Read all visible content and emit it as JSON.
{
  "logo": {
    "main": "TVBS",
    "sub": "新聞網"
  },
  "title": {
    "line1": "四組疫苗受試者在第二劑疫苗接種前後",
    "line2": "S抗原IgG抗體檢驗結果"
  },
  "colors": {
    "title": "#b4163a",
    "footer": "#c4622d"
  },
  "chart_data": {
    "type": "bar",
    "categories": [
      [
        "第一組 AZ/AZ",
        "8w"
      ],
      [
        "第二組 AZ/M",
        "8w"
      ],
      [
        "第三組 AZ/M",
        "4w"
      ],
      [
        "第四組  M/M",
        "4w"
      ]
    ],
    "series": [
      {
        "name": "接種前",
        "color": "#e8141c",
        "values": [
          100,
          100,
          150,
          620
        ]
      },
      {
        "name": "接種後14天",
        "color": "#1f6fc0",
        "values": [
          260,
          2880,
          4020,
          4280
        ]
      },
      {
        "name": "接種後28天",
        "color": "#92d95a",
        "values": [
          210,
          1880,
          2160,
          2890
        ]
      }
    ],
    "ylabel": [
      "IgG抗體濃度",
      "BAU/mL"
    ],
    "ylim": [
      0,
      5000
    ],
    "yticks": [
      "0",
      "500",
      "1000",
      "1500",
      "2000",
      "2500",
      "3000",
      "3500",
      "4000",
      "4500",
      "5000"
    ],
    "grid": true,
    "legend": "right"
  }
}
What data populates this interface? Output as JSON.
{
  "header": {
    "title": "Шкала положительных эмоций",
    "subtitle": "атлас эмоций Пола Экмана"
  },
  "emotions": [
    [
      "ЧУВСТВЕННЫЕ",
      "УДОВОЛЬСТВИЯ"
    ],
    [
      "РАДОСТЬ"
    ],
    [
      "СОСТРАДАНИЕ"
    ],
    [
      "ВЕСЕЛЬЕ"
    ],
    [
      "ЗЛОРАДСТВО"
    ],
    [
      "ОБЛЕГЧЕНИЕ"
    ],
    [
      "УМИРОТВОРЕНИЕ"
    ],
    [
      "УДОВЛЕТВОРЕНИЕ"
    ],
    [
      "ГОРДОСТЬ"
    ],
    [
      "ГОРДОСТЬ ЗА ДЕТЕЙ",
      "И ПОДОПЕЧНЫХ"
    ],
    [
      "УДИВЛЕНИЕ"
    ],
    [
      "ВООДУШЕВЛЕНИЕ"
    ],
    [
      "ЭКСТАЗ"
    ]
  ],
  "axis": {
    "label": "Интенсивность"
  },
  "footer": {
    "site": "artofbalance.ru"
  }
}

**Task details**
Write out every entry above, word for word.

**Full solution**
Read all visible content and emit it as JSON.
{
  "logo": {
    "main": "TVBS",
    "sub": "新聞網"
  },
  "title": {
    "line1": "四組疫苗受試者在第二劑疫苗接種前後",
    "line2": "S抗原IgG抗體檢驗結果"
  },
  "colors": {
    "title": "#b4163a",
    "footer": "#c4622d"
  },
  "chart_data": {
    "type": "bar",
    "categories": [
      [
        "第一組 AZ/AZ",
        "8w"
      ],
      [
        "第二組 AZ/M",
        "8w"
      ],
      [
        "第三組 AZ/M",
        "4w"
      ],
      [
        "第四組  M/M",
        "4w"
      ]
    ],
    "series": [
      {
        "name": "接種前",
        "color": "#e8141c",
        "values": [
          100,
          100,
          150,
          620
        ]
      },
      {
        "name": "接種後14天",
        "color": "#1f6fc0",
        "values": [
          260,
          2880,
          4020,
          4280
        ]
      },
      {
        "name": "接種後28天",
        "color": "#92d95a",
        "values": [
          210,
          1880,
          2160,
          2890
        ]
      }
    ],
    "ylabel": [
      "IgG抗體濃度",
      "BAU/mL"
    ],
    "ylim": [
      0,
      5000
    ],
    "yticks": [
      "0",
      "500",
      "1000",
      "1500",
      "2000",
      "2500",
      "3000",
      "3500",
      "4000",
      "4500",
      "5000"
    ],
    "grid": true,
    "legend": "right"
  }
}
What data populates this interface? Output as JSON.
{
  "header": {
    "title": "Шкала положительных эмоций",
    "subtitle": "атлас эмоций Пола Экмана"
  },
  "emotions": [
    [
      "ЧУВСТВЕННЫЕ",
      "УДОВОЛЬСТВИЯ"
    ],
    [
      "РАДОСТЬ"
    ],
    [
      "СОСТРАДАНИЕ"
    ],
    [
      "ВЕСЕЛЬЕ"
    ],
    [
      "ЗЛОРАДСТВО"
    ],
    [
      "ОБЛЕГЧЕНИЕ"
    ],
    [
      "УМИРОТВОРЕНИЕ"
    ],
    [
      "УДОВЛЕТВОРЕНИЕ"
    ],
    [
      "ГОРДОСТЬ"
    ],
    [
      "ГОРДОСТЬ ЗА ДЕТЕЙ",
      "И ПОДОПЕЧНЫХ"
    ],
    [
      "УДИВЛЕНИЕ"
    ],
    [
      "ВООДУШЕВЛЕНИЕ"
    ],
    [
      "ЭКСТАЗ"
    ]
  ],
  "axis": {
    "label": "Интенсивность"
  },
  "footer": {
    "site": "artofbalance.ru"
  }
}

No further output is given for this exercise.